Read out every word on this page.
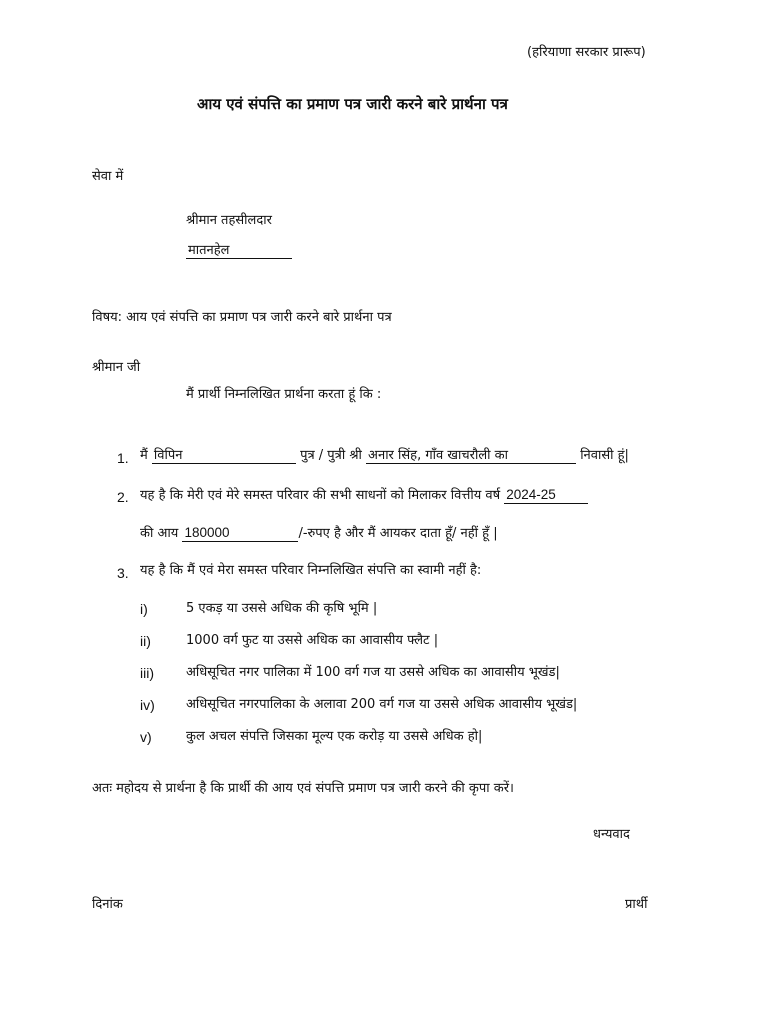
(हरियाणा सरकार प्रारूप)
आय एवं संपत्ति का प्रमाण पत्र जारी करने बारे प्रार्थना पत्र
सेवा में
श्रीमान तहसीलदार
मातनहेल
विषय: आय एवं संपत्ति का प्रमाण पत्र जारी करने बारे प्रार्थना पत्र
श्रीमान जी
मैं प्रार्थी निम्नलिखित प्रार्थना करता हूं कि :
1. मैं विपिन	पुत्र / पुत्री श्री अनार सिंह, गाँव खाचरौली का	निवासी हूं|
2. यह है कि मेरी एवं मेरे समस्त परिवार की सभी साधनों को मिलाकर वित्तीय वर्ष 2024-25
की आय 180000	/-रुपए है और मैं आयकर दाता हूँ/ नहीं हूँ |
3. यह है कि मैं एवं मेरा समस्त परिवार निम्नलिखित संपत्ति का स्वामी नहीं है:
i)	5 एकड़ या उससे अधिक की कृषि भूमि |
ii)	1000 वर्ग फुट या उससे अधिक का आवासीय फ्लैट |
iii) अधिसूचित नगर पालिका में 100 वर्ग गज या उससे अधिक का आवासीय भूखंड|
iv) अधिसूचित नगरपालिका के अलावा 200 वर्ग गज या उससे अधिक आवासीय भूखंड|
v)	कुल अचल संपत्ति जिसका मूल्य एक करोड़ या उससे अधिक हो|
अतः महोदय से प्रार्थना है कि प्रार्थी की आय एवं संपत्ति प्रमाण पत्र जारी करने की कृपा करें।
धन्यवाद
दिनांक	प्रार्थी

Aim
In your copy, leave out the pictures and reproduce the material above exactly.

Exercise answer
Read out every word on this page.
(हरियाणा सरकार प्रारूप)
आय एवं संपत्ति का प्रमाण पत्र जारी करने बारे प्रार्थना पत्र
सेवा में
श्रीमान तहसीलदार
मातनहेल
विषय: आय एवं संपत्ति का प्रमाण पत्र जारी करने बारे प्रार्थना पत्र
श्रीमान जी
मैं प्रार्थी निम्नलिखित प्रार्थना करता हूं कि :
1. मैं विपिन	पुत्र / पुत्री श्री अनार सिंह, गाँव खाचरौली का	निवासी हूं|
2. यह है कि मेरी एवं मेरे समस्त परिवार की सभी साधनों को मिलाकर वित्तीय वर्ष 2024-25
की आय 180000	/-रुपए है और मैं आयकर दाता हूँ/ नहीं हूँ |
3. यह है कि मैं एवं मेरा समस्त परिवार निम्नलिखित संपत्ति का स्वामी नहीं है:
i)	5 एकड़ या उससे अधिक की कृषि भूमि |
ii)	1000 वर्ग फुट या उससे अधिक का आवासीय फ्लैट |
iii) अधिसूचित नगर पालिका में 100 वर्ग गज या उससे अधिक का आवासीय भूखंड|
iv) अधिसूचित नगरपालिका के अलावा 200 वर्ग गज या उससे अधिक आवासीय भूखंड|
v)	कुल अचल संपत्ति जिसका मूल्य एक करोड़ या उससे अधिक हो|
अतः महोदय से प्रार्थना है कि प्रार्थी की आय एवं संपत्ति प्रमाण पत्र जारी करने की कृपा करें।
धन्यवाद
दिनांक	प्रार्थी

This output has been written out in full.